▸ **DIRECTIVE**
Pick out each line of the records that includes the string "noise", and copy it.

▸ **STORED ROWS**
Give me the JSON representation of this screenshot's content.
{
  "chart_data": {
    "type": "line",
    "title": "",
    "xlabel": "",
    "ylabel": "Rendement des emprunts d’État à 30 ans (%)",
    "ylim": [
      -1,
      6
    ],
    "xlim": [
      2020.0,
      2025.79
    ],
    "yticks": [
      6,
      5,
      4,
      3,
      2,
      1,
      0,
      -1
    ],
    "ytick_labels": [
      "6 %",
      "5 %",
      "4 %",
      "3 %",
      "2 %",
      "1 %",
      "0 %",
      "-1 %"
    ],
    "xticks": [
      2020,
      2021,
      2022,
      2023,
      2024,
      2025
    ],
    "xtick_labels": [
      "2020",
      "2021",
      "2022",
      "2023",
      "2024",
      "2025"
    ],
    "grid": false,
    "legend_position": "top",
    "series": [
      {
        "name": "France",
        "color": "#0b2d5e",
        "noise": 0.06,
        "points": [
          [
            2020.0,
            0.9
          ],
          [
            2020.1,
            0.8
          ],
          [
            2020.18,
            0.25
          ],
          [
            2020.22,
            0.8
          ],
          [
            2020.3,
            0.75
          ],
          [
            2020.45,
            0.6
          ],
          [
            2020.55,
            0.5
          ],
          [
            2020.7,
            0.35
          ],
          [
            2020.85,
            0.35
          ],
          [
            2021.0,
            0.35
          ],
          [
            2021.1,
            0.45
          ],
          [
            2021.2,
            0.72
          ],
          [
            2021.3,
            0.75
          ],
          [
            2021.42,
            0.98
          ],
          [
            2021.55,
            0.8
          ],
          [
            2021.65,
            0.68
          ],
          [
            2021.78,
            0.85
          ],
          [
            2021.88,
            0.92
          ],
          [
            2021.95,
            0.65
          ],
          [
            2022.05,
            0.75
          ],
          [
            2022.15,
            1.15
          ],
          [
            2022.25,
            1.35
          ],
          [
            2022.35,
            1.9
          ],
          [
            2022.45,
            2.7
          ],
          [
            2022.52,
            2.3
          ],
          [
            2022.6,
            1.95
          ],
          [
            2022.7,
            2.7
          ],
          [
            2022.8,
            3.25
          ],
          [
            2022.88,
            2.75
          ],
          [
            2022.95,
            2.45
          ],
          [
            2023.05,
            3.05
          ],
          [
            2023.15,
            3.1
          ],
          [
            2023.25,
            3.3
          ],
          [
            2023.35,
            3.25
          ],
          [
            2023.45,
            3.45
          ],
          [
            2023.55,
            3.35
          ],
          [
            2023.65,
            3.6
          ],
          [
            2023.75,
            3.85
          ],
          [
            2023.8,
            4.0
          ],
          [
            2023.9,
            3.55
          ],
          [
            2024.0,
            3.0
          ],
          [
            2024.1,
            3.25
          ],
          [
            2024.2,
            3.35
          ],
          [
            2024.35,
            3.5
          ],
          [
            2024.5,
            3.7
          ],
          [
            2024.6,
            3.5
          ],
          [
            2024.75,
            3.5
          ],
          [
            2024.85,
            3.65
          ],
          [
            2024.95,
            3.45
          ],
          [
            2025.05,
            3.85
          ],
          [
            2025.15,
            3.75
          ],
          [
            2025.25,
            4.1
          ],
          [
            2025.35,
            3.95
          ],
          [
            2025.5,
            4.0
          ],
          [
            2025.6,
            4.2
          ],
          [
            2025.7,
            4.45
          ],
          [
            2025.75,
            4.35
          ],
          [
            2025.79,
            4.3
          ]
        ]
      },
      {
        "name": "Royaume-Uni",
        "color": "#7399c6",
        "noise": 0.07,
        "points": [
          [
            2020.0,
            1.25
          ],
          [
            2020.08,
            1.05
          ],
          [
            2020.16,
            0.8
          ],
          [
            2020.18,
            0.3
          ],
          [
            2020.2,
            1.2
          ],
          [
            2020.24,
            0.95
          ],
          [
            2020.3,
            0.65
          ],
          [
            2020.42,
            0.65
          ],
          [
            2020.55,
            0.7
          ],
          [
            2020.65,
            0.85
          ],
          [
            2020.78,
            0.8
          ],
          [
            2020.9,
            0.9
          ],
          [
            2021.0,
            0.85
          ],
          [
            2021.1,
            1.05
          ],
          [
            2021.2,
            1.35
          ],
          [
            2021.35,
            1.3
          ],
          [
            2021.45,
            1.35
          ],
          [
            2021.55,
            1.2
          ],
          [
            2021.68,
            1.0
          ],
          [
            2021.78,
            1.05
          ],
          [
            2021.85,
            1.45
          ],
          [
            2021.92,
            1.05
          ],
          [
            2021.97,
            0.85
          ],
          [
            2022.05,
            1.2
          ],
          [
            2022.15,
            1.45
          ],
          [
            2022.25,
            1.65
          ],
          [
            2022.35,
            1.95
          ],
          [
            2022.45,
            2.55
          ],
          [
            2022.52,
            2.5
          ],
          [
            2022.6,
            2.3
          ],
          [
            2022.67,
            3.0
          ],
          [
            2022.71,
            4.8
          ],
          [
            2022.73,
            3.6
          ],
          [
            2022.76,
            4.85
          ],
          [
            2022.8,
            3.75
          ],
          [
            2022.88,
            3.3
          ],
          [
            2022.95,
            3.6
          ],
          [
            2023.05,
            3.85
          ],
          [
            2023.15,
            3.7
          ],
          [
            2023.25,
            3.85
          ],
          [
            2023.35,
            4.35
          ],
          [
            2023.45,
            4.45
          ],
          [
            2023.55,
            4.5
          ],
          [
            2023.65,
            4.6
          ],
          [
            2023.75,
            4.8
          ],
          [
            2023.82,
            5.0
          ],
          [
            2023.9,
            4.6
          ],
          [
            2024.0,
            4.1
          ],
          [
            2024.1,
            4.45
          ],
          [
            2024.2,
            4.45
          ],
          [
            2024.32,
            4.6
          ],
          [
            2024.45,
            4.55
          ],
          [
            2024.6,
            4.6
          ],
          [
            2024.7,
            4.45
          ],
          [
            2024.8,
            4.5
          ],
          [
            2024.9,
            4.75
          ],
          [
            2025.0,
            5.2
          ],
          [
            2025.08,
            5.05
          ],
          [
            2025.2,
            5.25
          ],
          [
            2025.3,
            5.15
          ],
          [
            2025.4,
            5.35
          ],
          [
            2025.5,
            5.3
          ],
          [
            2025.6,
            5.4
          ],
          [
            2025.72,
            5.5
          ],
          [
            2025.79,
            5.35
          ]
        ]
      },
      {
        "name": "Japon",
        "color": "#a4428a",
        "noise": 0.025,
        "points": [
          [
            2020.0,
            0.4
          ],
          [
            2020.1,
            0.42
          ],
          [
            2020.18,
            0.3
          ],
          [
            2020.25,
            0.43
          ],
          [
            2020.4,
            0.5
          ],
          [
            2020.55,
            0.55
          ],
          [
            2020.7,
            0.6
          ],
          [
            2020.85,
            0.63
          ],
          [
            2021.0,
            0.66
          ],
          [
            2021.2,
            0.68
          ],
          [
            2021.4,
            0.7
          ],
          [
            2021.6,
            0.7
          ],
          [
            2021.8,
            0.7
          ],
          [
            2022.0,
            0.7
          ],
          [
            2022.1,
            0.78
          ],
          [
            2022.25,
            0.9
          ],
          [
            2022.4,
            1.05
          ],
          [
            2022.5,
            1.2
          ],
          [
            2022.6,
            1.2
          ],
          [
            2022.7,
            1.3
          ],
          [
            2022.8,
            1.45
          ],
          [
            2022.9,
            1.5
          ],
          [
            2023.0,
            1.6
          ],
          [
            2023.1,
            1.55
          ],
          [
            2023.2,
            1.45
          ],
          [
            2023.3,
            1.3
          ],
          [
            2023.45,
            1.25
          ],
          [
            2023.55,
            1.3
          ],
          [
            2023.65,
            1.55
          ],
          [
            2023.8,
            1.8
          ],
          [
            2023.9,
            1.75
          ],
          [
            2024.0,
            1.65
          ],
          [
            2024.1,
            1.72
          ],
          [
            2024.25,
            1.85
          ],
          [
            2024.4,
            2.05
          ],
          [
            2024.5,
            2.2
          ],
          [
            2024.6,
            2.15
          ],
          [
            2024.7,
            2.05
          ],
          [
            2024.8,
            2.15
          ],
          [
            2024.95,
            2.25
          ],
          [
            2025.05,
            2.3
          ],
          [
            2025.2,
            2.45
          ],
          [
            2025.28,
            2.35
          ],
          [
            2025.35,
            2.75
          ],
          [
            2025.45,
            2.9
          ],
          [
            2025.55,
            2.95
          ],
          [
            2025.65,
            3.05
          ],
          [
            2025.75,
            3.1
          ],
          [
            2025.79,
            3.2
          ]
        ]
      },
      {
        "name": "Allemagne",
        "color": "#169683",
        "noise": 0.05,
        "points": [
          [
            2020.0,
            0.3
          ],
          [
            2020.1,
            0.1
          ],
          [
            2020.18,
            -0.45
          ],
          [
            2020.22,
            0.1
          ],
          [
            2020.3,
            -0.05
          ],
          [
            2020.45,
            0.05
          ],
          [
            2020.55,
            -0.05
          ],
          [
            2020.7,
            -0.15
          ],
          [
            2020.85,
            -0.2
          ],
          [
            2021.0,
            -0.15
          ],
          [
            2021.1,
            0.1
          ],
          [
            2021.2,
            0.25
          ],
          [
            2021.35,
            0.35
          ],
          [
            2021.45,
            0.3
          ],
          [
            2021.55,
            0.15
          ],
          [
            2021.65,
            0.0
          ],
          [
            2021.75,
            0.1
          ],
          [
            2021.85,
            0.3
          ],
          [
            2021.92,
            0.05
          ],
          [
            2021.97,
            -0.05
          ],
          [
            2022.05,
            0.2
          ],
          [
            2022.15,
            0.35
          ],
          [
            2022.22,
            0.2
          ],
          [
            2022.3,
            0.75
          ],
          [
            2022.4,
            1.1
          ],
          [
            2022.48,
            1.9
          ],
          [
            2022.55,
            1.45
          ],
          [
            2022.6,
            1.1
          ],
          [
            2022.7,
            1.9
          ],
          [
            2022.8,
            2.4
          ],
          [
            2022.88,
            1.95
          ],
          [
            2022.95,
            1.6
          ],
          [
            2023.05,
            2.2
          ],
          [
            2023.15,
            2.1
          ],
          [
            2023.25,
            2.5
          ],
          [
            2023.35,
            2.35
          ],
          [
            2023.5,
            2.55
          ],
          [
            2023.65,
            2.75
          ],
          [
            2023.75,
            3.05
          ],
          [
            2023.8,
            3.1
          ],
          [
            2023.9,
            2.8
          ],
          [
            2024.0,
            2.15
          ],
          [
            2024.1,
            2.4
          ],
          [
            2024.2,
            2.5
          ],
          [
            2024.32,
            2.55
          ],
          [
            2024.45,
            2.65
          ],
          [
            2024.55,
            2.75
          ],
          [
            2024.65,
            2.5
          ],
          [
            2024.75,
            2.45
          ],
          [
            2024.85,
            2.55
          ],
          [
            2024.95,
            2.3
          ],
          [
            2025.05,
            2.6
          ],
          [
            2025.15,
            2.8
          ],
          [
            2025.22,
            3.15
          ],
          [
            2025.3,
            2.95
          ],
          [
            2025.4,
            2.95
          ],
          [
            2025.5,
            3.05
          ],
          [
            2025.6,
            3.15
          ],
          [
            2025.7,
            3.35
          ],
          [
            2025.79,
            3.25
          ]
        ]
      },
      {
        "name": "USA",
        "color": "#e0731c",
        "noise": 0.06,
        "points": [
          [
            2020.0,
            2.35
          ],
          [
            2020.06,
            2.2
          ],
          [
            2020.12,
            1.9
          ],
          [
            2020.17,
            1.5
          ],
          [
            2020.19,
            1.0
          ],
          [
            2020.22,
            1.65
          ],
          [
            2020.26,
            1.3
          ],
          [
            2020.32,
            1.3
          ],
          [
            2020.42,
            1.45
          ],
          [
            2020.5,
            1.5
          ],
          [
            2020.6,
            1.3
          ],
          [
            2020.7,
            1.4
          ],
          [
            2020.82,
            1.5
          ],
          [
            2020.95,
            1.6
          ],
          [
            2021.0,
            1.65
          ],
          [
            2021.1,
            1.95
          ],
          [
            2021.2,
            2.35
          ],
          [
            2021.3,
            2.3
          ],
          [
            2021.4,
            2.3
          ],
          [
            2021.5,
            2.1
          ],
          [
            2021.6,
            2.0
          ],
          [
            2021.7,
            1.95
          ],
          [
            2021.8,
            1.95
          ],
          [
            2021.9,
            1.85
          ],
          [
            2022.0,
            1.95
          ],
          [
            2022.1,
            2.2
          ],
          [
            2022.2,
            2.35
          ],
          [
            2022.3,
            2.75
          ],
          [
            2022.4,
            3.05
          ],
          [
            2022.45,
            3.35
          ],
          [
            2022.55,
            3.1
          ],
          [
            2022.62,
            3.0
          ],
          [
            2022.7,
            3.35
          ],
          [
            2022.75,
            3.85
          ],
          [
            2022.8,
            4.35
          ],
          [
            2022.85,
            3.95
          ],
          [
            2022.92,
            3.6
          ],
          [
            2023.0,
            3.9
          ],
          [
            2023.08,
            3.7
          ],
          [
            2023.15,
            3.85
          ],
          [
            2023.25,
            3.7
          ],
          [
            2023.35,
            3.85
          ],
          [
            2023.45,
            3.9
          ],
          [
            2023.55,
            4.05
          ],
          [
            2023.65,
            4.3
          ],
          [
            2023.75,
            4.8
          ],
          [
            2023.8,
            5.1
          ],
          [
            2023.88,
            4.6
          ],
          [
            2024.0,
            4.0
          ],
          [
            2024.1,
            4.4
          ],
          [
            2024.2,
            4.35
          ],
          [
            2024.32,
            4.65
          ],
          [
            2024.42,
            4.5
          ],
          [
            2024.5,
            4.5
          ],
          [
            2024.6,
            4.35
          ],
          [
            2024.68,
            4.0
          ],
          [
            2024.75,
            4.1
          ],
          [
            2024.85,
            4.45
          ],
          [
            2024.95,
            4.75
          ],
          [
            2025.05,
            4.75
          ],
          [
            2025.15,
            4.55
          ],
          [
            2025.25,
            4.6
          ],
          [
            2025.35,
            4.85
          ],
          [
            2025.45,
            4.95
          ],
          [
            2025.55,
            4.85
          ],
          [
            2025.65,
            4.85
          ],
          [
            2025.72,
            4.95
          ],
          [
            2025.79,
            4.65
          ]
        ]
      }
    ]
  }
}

▸ **RESPONSE TO THE TASK**
        "noise": 0.06,
        "noise": 0.07,
        "noise": 0.025,
        "noise": 0.05,
        "noise": 0.06,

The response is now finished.